TASK DETAILS — Pull out every line containing the string "flag".

MATERIAL SHOWN —

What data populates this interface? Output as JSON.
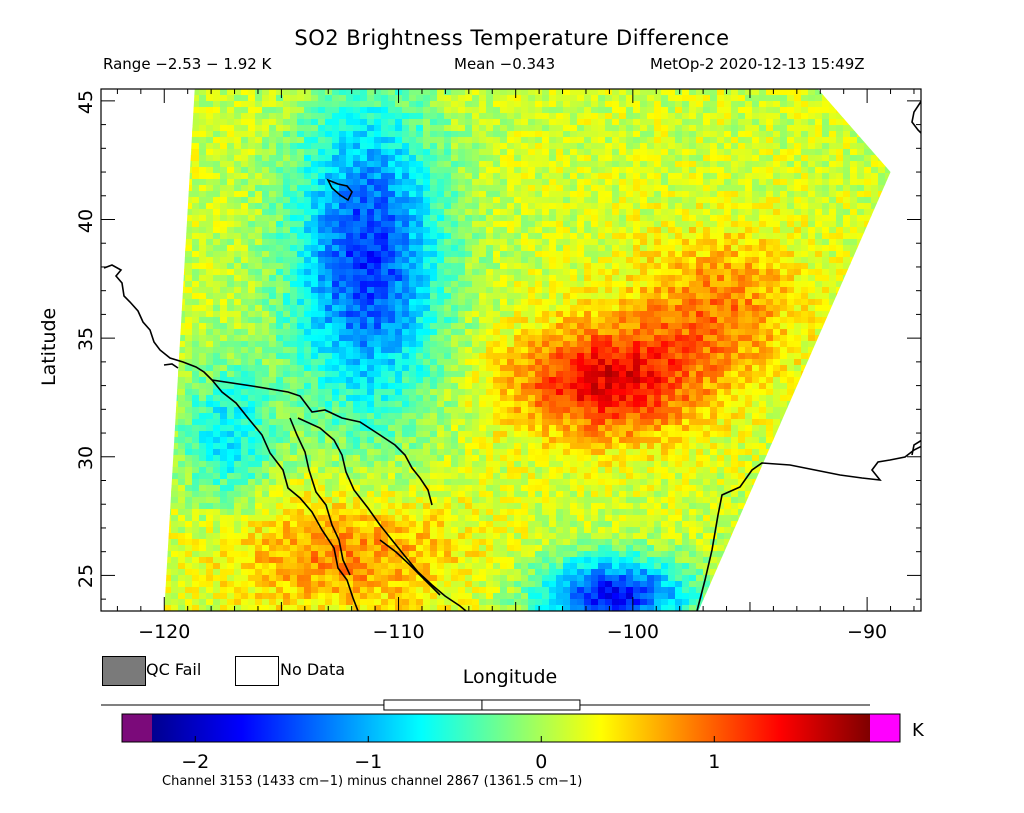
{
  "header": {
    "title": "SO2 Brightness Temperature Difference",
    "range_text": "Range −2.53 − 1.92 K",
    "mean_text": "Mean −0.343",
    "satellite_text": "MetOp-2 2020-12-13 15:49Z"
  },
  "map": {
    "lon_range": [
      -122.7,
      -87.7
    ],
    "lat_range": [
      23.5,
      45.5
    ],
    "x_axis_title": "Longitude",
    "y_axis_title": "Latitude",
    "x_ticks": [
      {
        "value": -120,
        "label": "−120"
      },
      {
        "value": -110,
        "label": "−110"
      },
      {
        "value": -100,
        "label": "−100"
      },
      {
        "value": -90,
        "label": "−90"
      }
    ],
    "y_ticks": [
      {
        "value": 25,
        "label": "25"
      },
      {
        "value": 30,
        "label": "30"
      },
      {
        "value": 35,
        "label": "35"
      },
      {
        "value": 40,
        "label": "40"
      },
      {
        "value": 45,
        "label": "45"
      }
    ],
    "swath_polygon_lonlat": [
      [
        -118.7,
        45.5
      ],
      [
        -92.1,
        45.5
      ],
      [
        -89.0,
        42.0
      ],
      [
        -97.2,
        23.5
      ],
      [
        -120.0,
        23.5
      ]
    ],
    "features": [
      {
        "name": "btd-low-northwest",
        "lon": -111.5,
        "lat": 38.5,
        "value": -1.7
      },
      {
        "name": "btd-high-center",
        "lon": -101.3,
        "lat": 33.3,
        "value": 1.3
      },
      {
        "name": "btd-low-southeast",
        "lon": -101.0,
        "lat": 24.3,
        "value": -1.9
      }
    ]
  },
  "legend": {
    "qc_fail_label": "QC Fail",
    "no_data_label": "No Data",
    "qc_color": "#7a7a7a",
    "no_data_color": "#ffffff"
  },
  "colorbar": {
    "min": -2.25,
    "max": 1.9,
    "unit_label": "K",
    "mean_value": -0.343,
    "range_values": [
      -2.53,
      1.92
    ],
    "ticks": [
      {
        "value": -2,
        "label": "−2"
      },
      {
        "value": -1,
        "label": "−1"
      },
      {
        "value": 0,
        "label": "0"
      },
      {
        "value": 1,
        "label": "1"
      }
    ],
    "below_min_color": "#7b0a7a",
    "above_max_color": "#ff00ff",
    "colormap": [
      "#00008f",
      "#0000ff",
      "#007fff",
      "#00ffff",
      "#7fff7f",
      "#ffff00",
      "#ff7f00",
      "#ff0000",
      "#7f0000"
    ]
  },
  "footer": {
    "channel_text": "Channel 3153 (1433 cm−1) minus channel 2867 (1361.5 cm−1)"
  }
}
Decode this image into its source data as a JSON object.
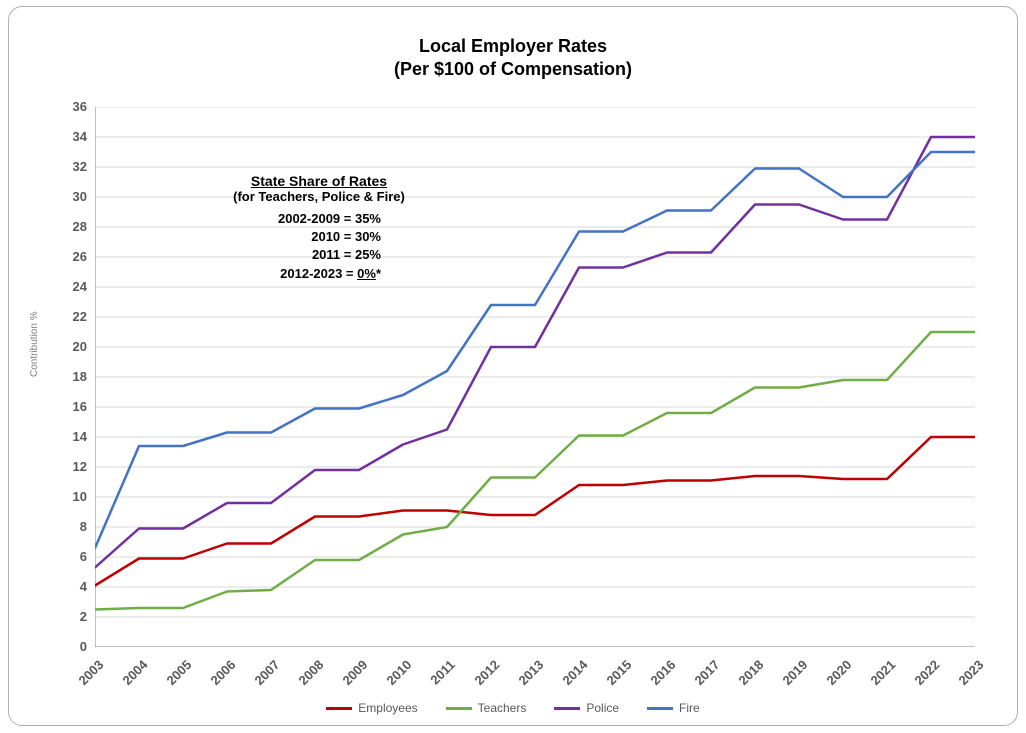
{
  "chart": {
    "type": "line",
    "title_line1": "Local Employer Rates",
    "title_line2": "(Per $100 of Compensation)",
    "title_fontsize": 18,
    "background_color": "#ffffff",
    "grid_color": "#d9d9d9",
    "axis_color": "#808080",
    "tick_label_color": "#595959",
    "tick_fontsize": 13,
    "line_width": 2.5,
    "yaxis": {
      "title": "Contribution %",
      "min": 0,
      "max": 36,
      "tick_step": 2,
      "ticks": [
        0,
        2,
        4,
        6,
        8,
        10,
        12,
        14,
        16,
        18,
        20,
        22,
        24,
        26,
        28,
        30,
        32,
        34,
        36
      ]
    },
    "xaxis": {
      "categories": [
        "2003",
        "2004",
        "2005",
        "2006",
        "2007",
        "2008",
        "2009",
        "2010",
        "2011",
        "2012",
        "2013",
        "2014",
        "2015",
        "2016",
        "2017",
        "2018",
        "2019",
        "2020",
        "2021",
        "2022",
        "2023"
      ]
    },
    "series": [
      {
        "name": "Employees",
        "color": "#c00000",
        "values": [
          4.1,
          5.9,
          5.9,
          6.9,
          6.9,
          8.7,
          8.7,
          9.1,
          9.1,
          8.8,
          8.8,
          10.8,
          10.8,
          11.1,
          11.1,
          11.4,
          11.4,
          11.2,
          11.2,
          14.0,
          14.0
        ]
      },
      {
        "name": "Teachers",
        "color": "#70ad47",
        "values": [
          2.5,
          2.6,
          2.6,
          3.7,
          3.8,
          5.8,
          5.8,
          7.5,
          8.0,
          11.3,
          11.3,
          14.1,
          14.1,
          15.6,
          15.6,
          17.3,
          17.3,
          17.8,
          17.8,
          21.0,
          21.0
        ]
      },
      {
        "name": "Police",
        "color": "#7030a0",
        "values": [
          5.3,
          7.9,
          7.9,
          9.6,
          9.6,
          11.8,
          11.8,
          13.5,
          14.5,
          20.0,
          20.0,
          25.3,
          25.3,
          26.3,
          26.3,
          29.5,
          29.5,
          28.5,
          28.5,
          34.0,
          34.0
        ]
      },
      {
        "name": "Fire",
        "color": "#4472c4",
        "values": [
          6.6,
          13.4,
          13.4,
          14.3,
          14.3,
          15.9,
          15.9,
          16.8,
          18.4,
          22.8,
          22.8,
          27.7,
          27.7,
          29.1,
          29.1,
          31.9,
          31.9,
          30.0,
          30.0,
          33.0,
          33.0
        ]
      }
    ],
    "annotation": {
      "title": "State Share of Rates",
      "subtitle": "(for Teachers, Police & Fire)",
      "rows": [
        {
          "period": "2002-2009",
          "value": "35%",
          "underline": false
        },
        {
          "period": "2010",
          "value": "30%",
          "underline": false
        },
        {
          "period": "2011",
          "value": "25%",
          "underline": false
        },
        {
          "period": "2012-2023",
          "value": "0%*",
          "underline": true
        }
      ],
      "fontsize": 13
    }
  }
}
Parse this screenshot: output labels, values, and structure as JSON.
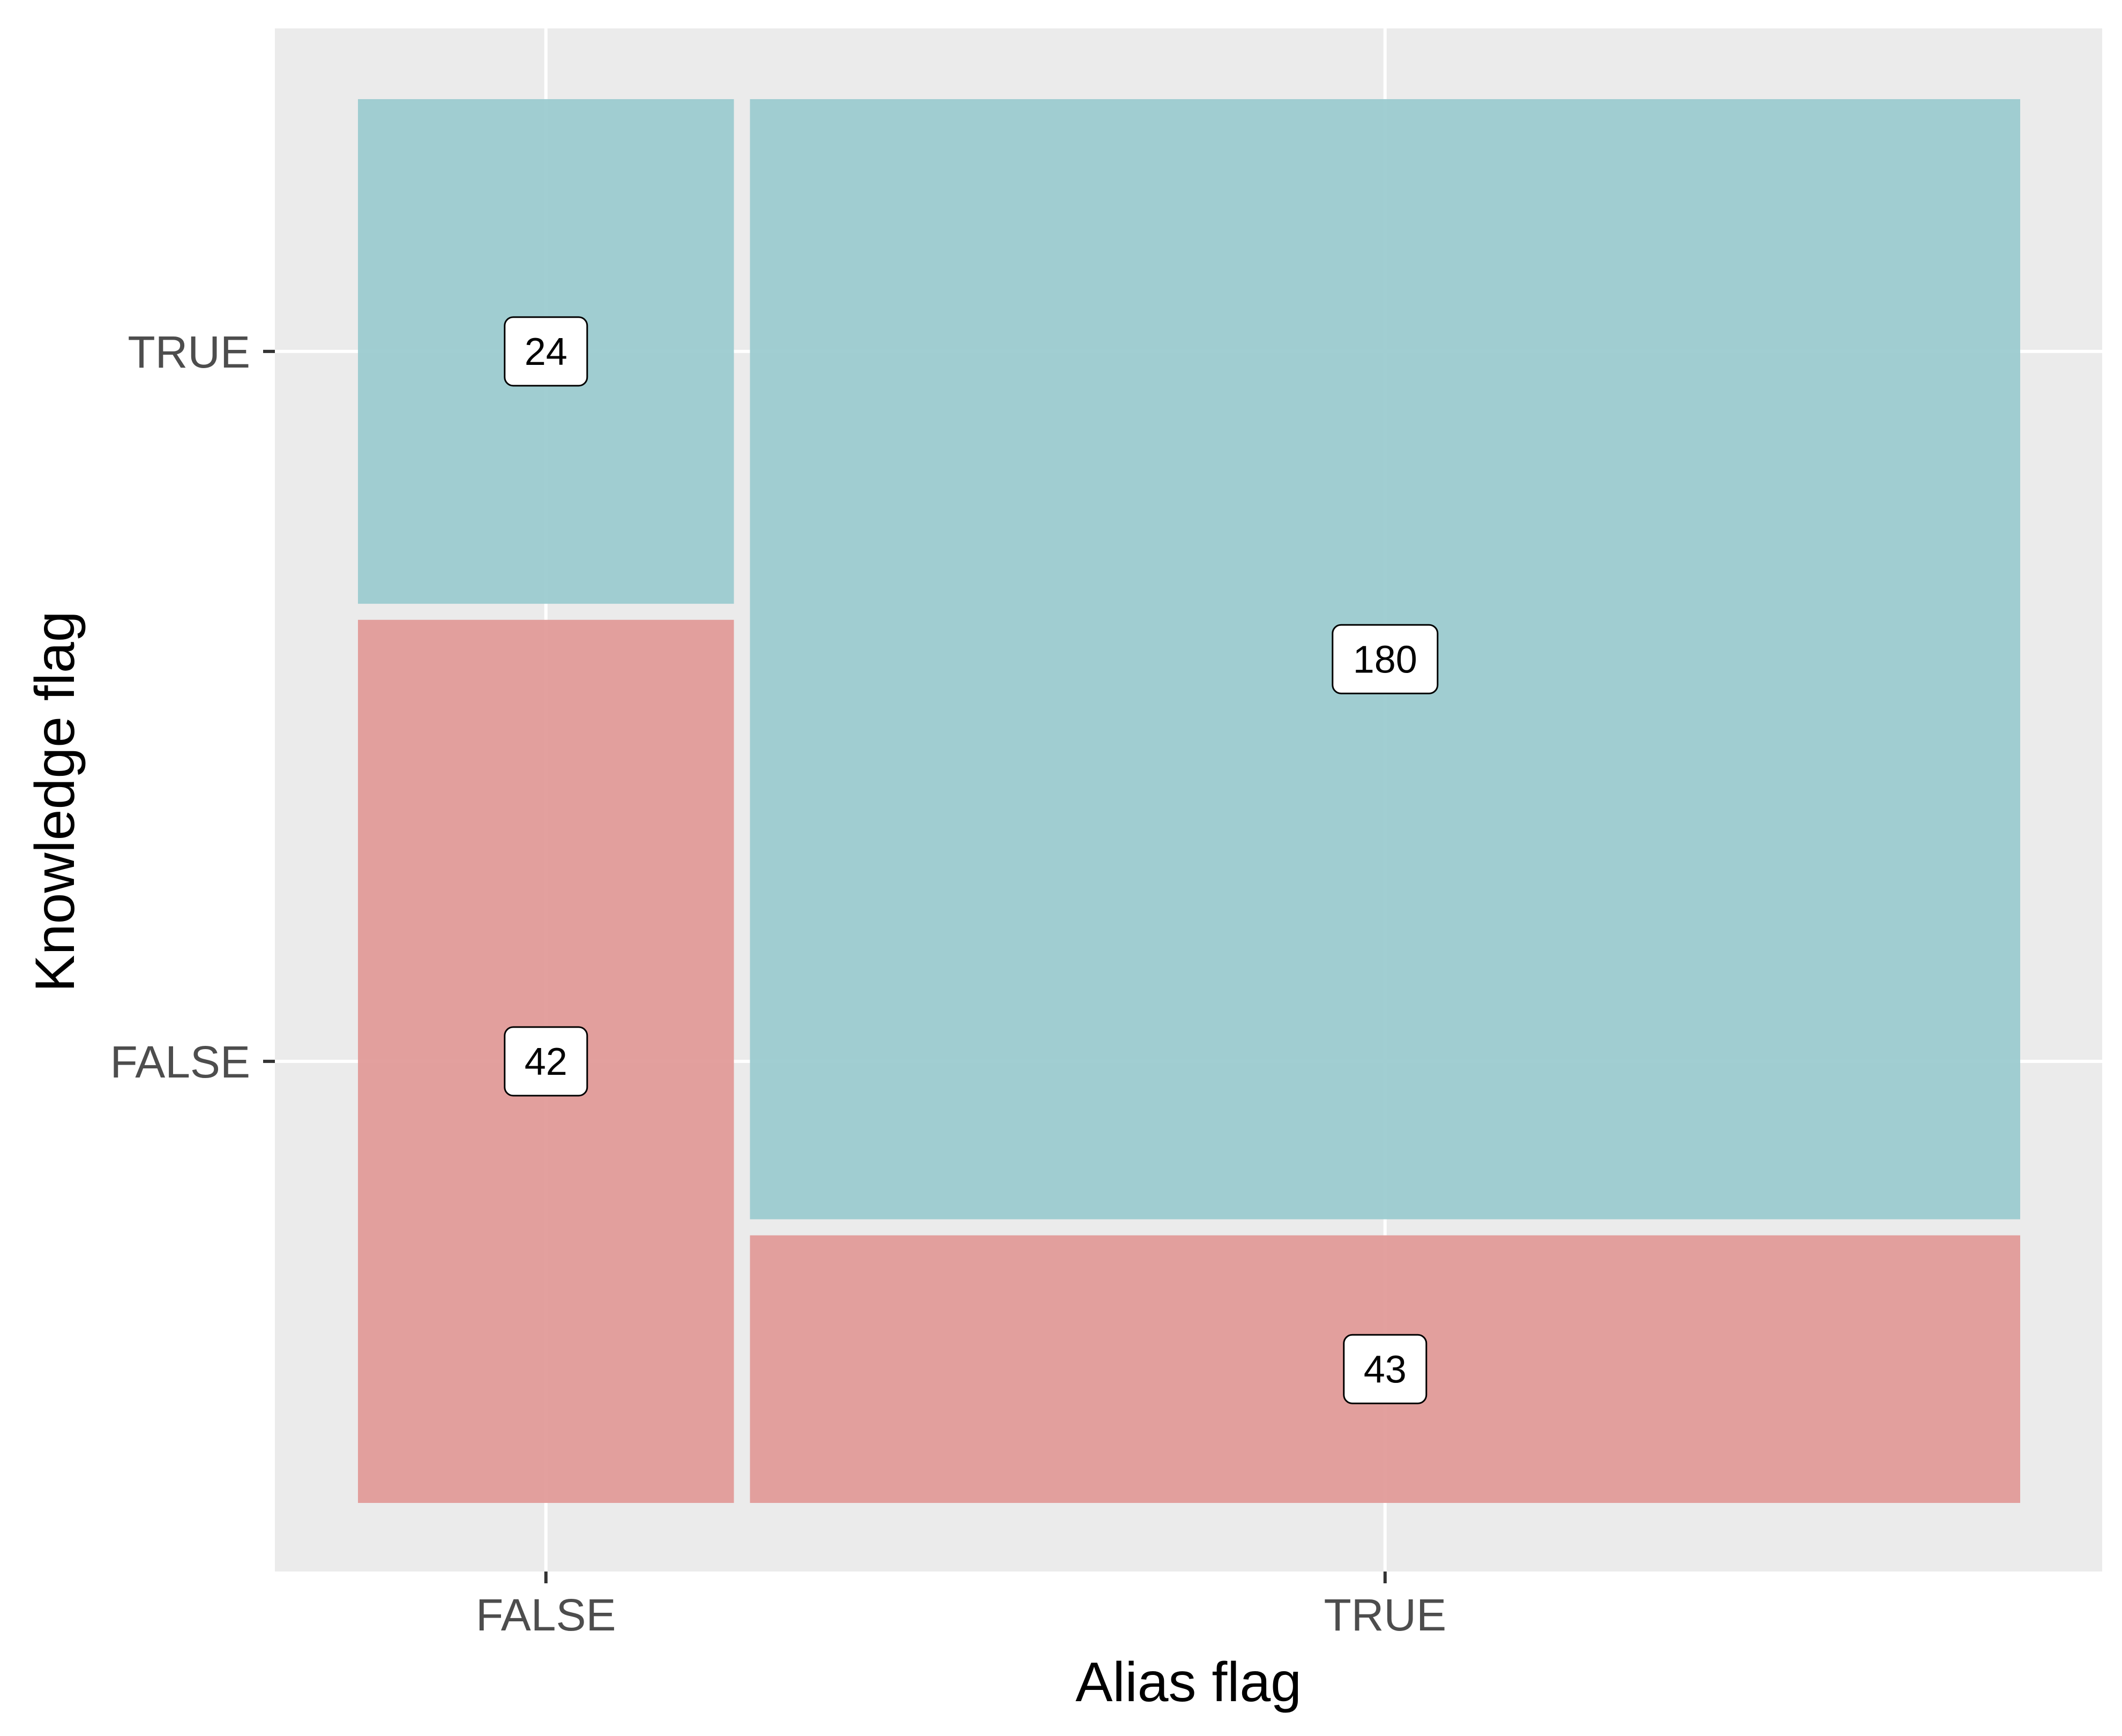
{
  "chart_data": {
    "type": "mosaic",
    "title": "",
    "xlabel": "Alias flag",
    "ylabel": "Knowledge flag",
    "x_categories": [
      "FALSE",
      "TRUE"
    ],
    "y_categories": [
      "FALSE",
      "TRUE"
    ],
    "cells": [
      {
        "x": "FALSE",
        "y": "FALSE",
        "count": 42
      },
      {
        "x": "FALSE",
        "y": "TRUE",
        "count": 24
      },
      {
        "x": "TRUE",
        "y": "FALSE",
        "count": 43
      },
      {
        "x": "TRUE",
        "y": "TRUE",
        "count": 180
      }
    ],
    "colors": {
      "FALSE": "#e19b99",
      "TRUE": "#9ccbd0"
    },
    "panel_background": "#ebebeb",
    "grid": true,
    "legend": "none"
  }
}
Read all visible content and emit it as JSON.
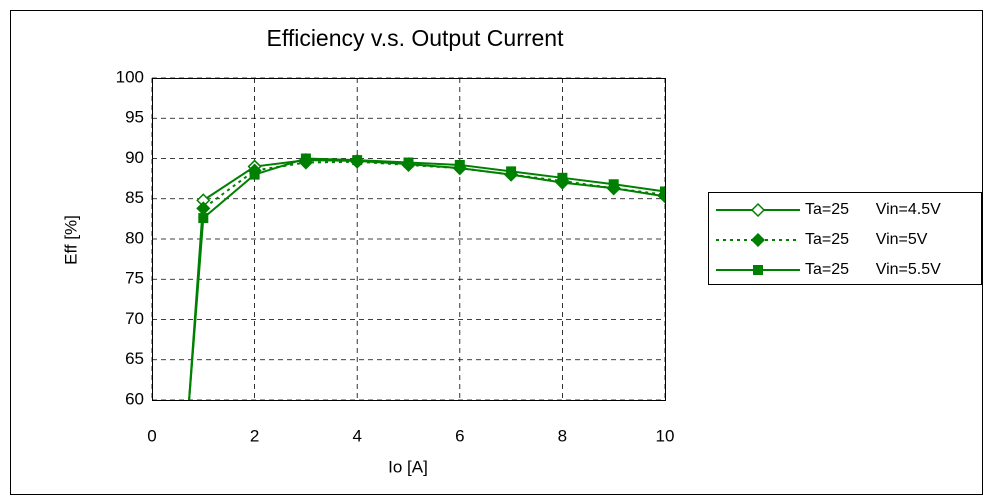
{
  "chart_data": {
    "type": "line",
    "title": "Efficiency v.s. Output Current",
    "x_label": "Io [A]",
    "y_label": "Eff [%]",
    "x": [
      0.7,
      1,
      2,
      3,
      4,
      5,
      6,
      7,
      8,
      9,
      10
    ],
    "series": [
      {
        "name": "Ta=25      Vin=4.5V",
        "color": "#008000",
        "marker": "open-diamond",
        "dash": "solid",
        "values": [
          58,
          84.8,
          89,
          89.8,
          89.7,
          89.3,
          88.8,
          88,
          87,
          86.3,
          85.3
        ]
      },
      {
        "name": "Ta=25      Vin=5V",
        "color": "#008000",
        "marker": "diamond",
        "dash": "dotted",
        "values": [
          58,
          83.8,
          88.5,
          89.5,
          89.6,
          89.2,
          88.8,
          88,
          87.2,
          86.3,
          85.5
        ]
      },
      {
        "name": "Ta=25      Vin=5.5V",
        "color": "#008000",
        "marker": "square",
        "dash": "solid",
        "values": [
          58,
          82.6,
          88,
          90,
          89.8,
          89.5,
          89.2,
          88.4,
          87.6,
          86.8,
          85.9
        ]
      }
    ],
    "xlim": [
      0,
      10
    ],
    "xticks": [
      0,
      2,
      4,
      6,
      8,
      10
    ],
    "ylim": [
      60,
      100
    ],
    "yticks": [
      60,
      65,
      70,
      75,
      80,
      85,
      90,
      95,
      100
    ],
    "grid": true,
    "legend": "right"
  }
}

ANSWER FOR THIS EXERCISE —
    "xlabel": "Alias flag",
    "ylabel": "Knowledge flag",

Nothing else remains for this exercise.